(Exercise brief)
Carry none of the pictures over; write out the complete data exactly.

[Extracted records]
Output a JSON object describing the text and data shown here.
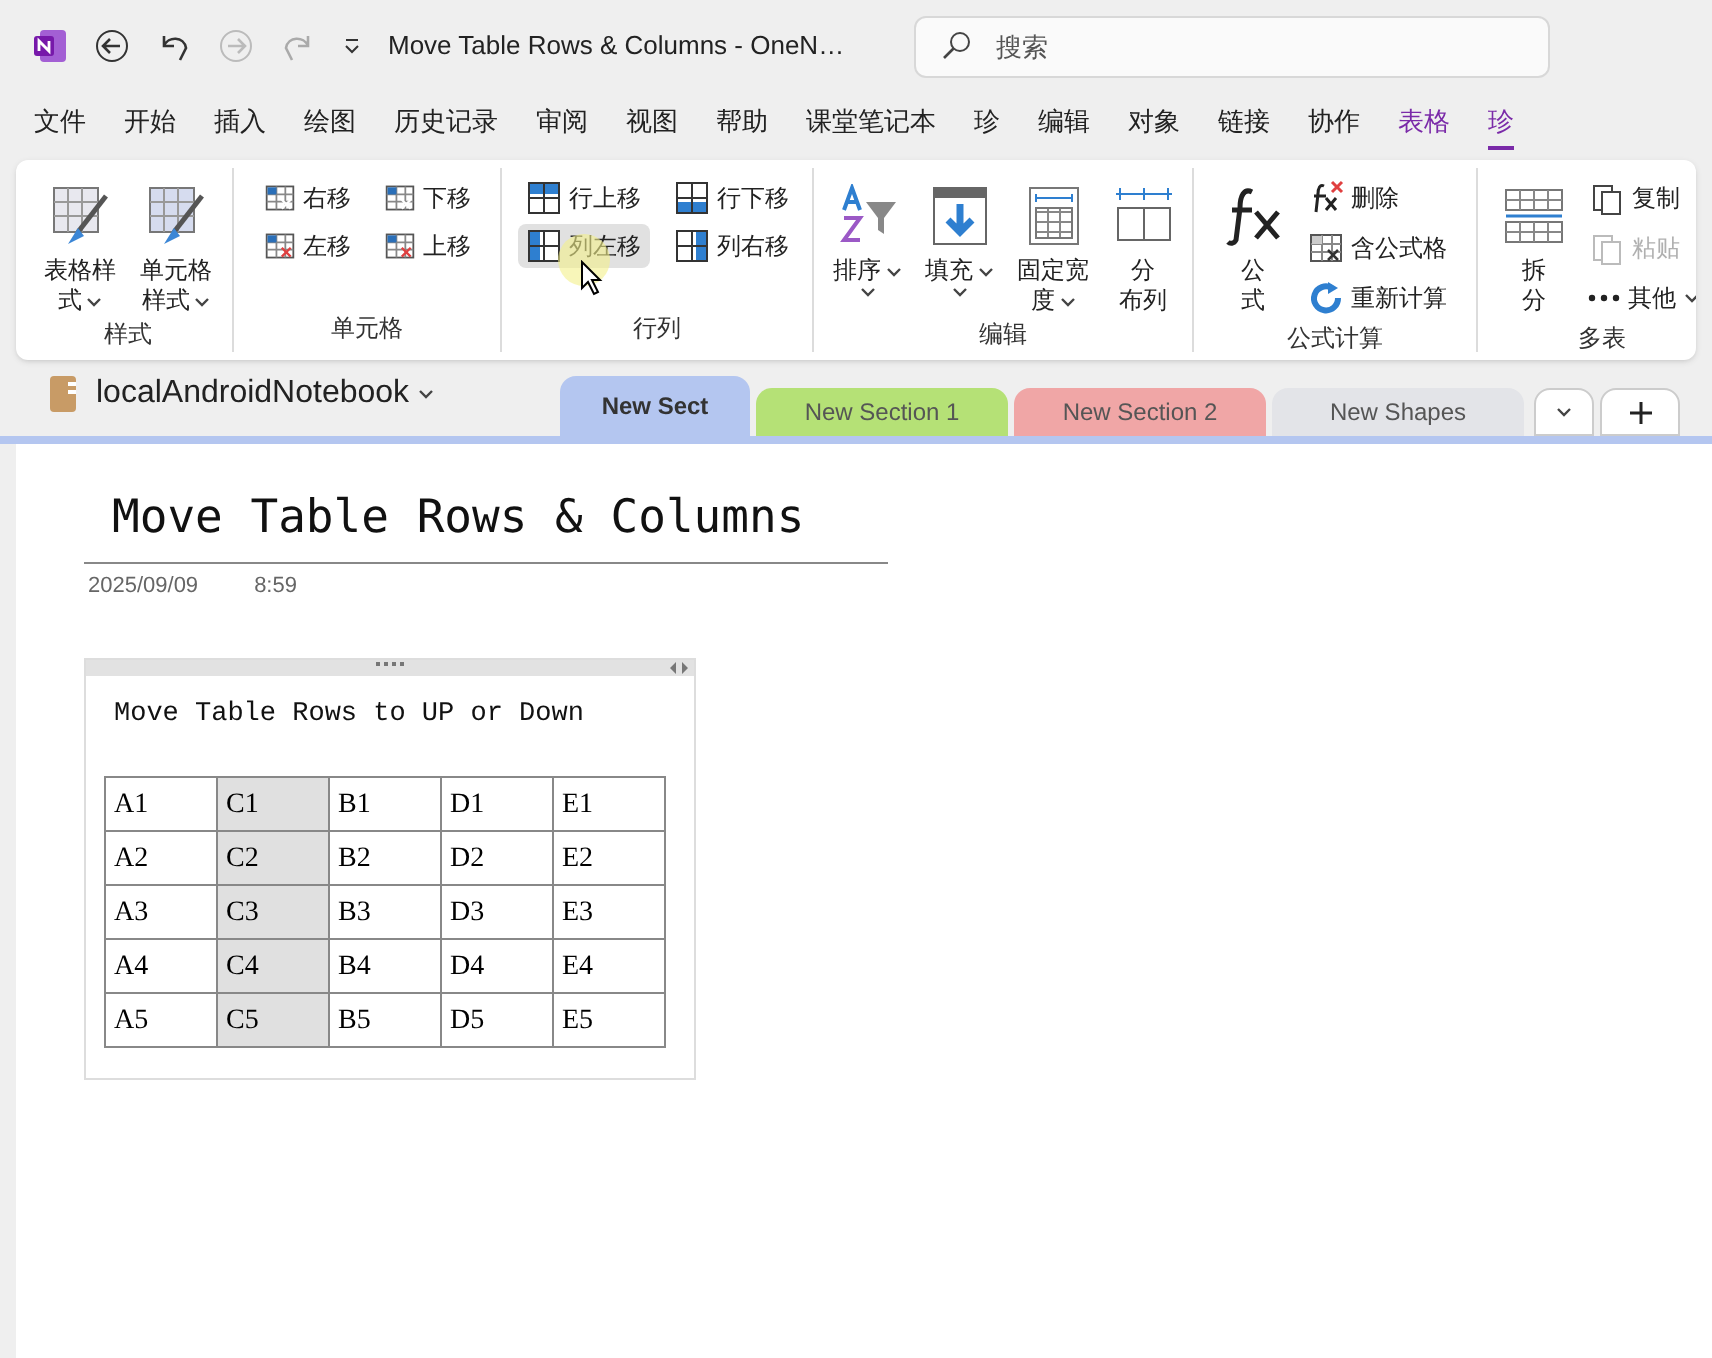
{
  "title_bar": {
    "title": "Move Table Rows & Columns  -  OneN…",
    "search": {
      "placeholder": "搜索"
    }
  },
  "menu_tabs": [
    {
      "label": "文件",
      "selected": false,
      "kind": "normal"
    },
    {
      "label": "开始",
      "selected": false,
      "kind": "normal"
    },
    {
      "label": "插入",
      "selected": false,
      "kind": "normal"
    },
    {
      "label": "绘图",
      "selected": false,
      "kind": "normal"
    },
    {
      "label": "历史记录",
      "selected": false,
      "kind": "normal"
    },
    {
      "label": "审阅",
      "selected": false,
      "kind": "normal"
    },
    {
      "label": "视图",
      "selected": false,
      "kind": "normal"
    },
    {
      "label": "帮助",
      "selected": false,
      "kind": "normal"
    },
    {
      "label": "课堂笔记本",
      "selected": false,
      "kind": "normal"
    },
    {
      "label": "珍",
      "selected": false,
      "kind": "normal"
    },
    {
      "label": "编辑",
      "selected": false,
      "kind": "normal"
    },
    {
      "label": "对象",
      "selected": false,
      "kind": "normal"
    },
    {
      "label": "链接",
      "selected": false,
      "kind": "normal"
    },
    {
      "label": "协作",
      "selected": false,
      "kind": "normal"
    },
    {
      "label": "表格",
      "selected": false,
      "kind": "contextual"
    },
    {
      "label": "珍",
      "selected": true,
      "kind": "contextual"
    }
  ],
  "ribbon_groups": [
    {
      "label": "样式",
      "items": [
        {
          "kind": "large",
          "lines": [
            "表格样",
            "式"
          ],
          "dropdown": true
        },
        {
          "kind": "large",
          "lines": [
            "单元格",
            "样式"
          ],
          "dropdown": true
        }
      ]
    },
    {
      "label": "单元格",
      "items": [
        {
          "kind": "small",
          "label": "右移"
        },
        {
          "kind": "small",
          "label": "左移"
        },
        {
          "kind": "small",
          "label": "下移"
        },
        {
          "kind": "small",
          "label": "上移"
        }
      ]
    },
    {
      "label": "行列",
      "items": [
        {
          "kind": "small",
          "label": "行上移",
          "hovered": false
        },
        {
          "kind": "small",
          "label": "列左移",
          "hovered": true
        },
        {
          "kind": "small",
          "label": "行下移",
          "hovered": false
        },
        {
          "kind": "small",
          "label": "列右移",
          "hovered": false
        }
      ]
    },
    {
      "label": "编辑",
      "items": [
        {
          "kind": "large",
          "lines": [
            "排序"
          ],
          "dropdown": true
        },
        {
          "kind": "large",
          "lines": [
            "填充"
          ],
          "dropdown": true
        },
        {
          "kind": "large",
          "lines": [
            "固定宽",
            "度"
          ],
          "dropdown": true
        },
        {
          "kind": "large",
          "lines": [
            "分",
            "布列"
          ],
          "dropdown": false
        }
      ]
    },
    {
      "label": "公式计算",
      "items": [
        {
          "kind": "large",
          "lines": [
            "公",
            "式"
          ],
          "dropdown": false
        },
        {
          "kind": "small",
          "label": "删除",
          "disabled": false
        },
        {
          "kind": "small",
          "label": "含公式格",
          "disabled": false
        },
        {
          "kind": "small",
          "label": "重新计算",
          "disabled": false
        }
      ]
    },
    {
      "label": "多表",
      "items": [
        {
          "kind": "large",
          "lines": [
            "拆",
            "分"
          ],
          "dropdown": false
        },
        {
          "kind": "small",
          "label": "复制",
          "disabled": false
        },
        {
          "kind": "small",
          "label": "粘贴",
          "disabled": true
        },
        {
          "kind": "small",
          "label": "其他",
          "disabled": false,
          "dropdown": true
        }
      ]
    }
  ],
  "notebook": {
    "name": "localAndroidNotebook"
  },
  "section_tabs": [
    {
      "label": "New Sect",
      "color": "#b4c6f0",
      "selected": true
    },
    {
      "label": "New Section 1",
      "color": "#b5e176",
      "selected": false
    },
    {
      "label": "New Section 2",
      "color": "#f0a6a6",
      "selected": false
    },
    {
      "label": "New Shapes",
      "color": "#e3e4e8",
      "selected": false
    }
  ],
  "page": {
    "title": "Move Table Rows & Columns",
    "date": "2025/09/09",
    "time": "8:59",
    "caption": "Move Table Rows to UP or Down",
    "table": {
      "rows": [
        [
          {
            "text": "A1",
            "selected": false
          },
          {
            "text": "C1",
            "selected": true
          },
          {
            "text": "B1",
            "selected": false
          },
          {
            "text": "D1",
            "selected": false
          },
          {
            "text": "E1",
            "selected": false
          }
        ],
        [
          {
            "text": "A2",
            "selected": false
          },
          {
            "text": "C2",
            "selected": true
          },
          {
            "text": "B2",
            "selected": false
          },
          {
            "text": "D2",
            "selected": false
          },
          {
            "text": "E2",
            "selected": false
          }
        ],
        [
          {
            "text": "A3",
            "selected": false
          },
          {
            "text": "C3",
            "selected": true
          },
          {
            "text": "B3",
            "selected": false
          },
          {
            "text": "D3",
            "selected": false
          },
          {
            "text": "E3",
            "selected": false
          }
        ],
        [
          {
            "text": "A4",
            "selected": false
          },
          {
            "text": "C4",
            "selected": true
          },
          {
            "text": "B4",
            "selected": false
          },
          {
            "text": "D4",
            "selected": false
          },
          {
            "text": "E4",
            "selected": false
          }
        ],
        [
          {
            "text": "A5",
            "selected": false
          },
          {
            "text": "C5",
            "selected": true
          },
          {
            "text": "B5",
            "selected": false
          },
          {
            "text": "D5",
            "selected": false
          },
          {
            "text": "E5",
            "selected": false
          }
        ]
      ]
    }
  }
}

(Exercise result)
Output a JSON object describing the text and data shown here.
{
  "title_bar": {
    "title": "Move Table Rows & Columns  -  OneN…",
    "search": {
      "placeholder": "搜索"
    }
  },
  "menu_tabs": [
    {
      "label": "文件",
      "selected": false,
      "kind": "normal"
    },
    {
      "label": "开始",
      "selected": false,
      "kind": "normal"
    },
    {
      "label": "插入",
      "selected": false,
      "kind": "normal"
    },
    {
      "label": "绘图",
      "selected": false,
      "kind": "normal"
    },
    {
      "label": "历史记录",
      "selected": false,
      "kind": "normal"
    },
    {
      "label": "审阅",
      "selected": false,
      "kind": "normal"
    },
    {
      "label": "视图",
      "selected": false,
      "kind": "normal"
    },
    {
      "label": "帮助",
      "selected": false,
      "kind": "normal"
    },
    {
      "label": "课堂笔记本",
      "selected": false,
      "kind": "normal"
    },
    {
      "label": "珍",
      "selected": false,
      "kind": "normal"
    },
    {
      "label": "编辑",
      "selected": false,
      "kind": "normal"
    },
    {
      "label": "对象",
      "selected": false,
      "kind": "normal"
    },
    {
      "label": "链接",
      "selected": false,
      "kind": "normal"
    },
    {
      "label": "协作",
      "selected": false,
      "kind": "normal"
    },
    {
      "label": "表格",
      "selected": false,
      "kind": "contextual"
    },
    {
      "label": "珍",
      "selected": true,
      "kind": "contextual"
    }
  ],
  "ribbon_groups": [
    {
      "label": "样式",
      "items": [
        {
          "kind": "large",
          "lines": [
            "表格样",
            "式"
          ],
          "dropdown": true
        },
        {
          "kind": "large",
          "lines": [
            "单元格",
            "样式"
          ],
          "dropdown": true
        }
      ]
    },
    {
      "label": "单元格",
      "items": [
        {
          "kind": "small",
          "label": "右移"
        },
        {
          "kind": "small",
          "label": "左移"
        },
        {
          "kind": "small",
          "label": "下移"
        },
        {
          "kind": "small",
          "label": "上移"
        }
      ]
    },
    {
      "label": "行列",
      "items": [
        {
          "kind": "small",
          "label": "行上移",
          "hovered": false
        },
        {
          "kind": "small",
          "label": "列左移",
          "hovered": true
        },
        {
          "kind": "small",
          "label": "行下移",
          "hovered": false
        },
        {
          "kind": "small",
          "label": "列右移",
          "hovered": false
        }
      ]
    },
    {
      "label": "编辑",
      "items": [
        {
          "kind": "large",
          "lines": [
            "排序"
          ],
          "dropdown": true
        },
        {
          "kind": "large",
          "lines": [
            "填充"
          ],
          "dropdown": true
        },
        {
          "kind": "large",
          "lines": [
            "固定宽",
            "度"
          ],
          "dropdown": true
        },
        {
          "kind": "large",
          "lines": [
            "分",
            "布列"
          ],
          "dropdown": false
        }
      ]
    },
    {
      "label": "公式计算",
      "items": [
        {
          "kind": "large",
          "lines": [
            "公",
            "式"
          ],
          "dropdown": false
        },
        {
          "kind": "small",
          "label": "删除",
          "disabled": false
        },
        {
          "kind": "small",
          "label": "含公式格",
          "disabled": false
        },
        {
          "kind": "small",
          "label": "重新计算",
          "disabled": false
        }
      ]
    },
    {
      "label": "多表",
      "items": [
        {
          "kind": "large",
          "lines": [
            "拆",
            "分"
          ],
          "dropdown": false
        },
        {
          "kind": "small",
          "label": "复制",
          "disabled": false
        },
        {
          "kind": "small",
          "label": "粘贴",
          "disabled": true
        },
        {
          "kind": "small",
          "label": "其他",
          "disabled": false,
          "dropdown": true
        }
      ]
    }
  ],
  "notebook": {
    "name": "localAndroidNotebook"
  },
  "section_tabs": [
    {
      "label": "New Sect",
      "color": "#b4c6f0",
      "selected": true
    },
    {
      "label": "New Section 1",
      "color": "#b5e176",
      "selected": false
    },
    {
      "label": "New Section 2",
      "color": "#f0a6a6",
      "selected": false
    },
    {
      "label": "New Shapes",
      "color": "#e3e4e8",
      "selected": false
    }
  ],
  "page": {
    "title": "Move Table Rows & Columns",
    "date": "2025/09/09",
    "time": "8:59",
    "caption": "Move Table Rows to UP or Down",
    "table": {
      "rows": [
        [
          {
            "text": "A1",
            "selected": false
          },
          {
            "text": "C1",
            "selected": true
          },
          {
            "text": "B1",
            "selected": false
          },
          {
            "text": "D1",
            "selected": false
          },
          {
            "text": "E1",
            "selected": false
          }
        ],
        [
          {
            "text": "A2",
            "selected": false
          },
          {
            "text": "C2",
            "selected": true
          },
          {
            "text": "B2",
            "selected": false
          },
          {
            "text": "D2",
            "selected": false
          },
          {
            "text": "E2",
            "selected": false
          }
        ],
        [
          {
            "text": "A3",
            "selected": false
          },
          {
            "text": "C3",
            "selected": true
          },
          {
            "text": "B3",
            "selected": false
          },
          {
            "text": "D3",
            "selected": false
          },
          {
            "text": "E3",
            "selected": false
          }
        ],
        [
          {
            "text": "A4",
            "selected": false
          },
          {
            "text": "C4",
            "selected": true
          },
          {
            "text": "B4",
            "selected": false
          },
          {
            "text": "D4",
            "selected": false
          },
          {
            "text": "E4",
            "selected": false
          }
        ],
        [
          {
            "text": "A5",
            "selected": false
          },
          {
            "text": "C5",
            "selected": true
          },
          {
            "text": "B5",
            "selected": false
          },
          {
            "text": "D5",
            "selected": false
          },
          {
            "text": "E5",
            "selected": false
          }
        ]
      ]
    }
  }
}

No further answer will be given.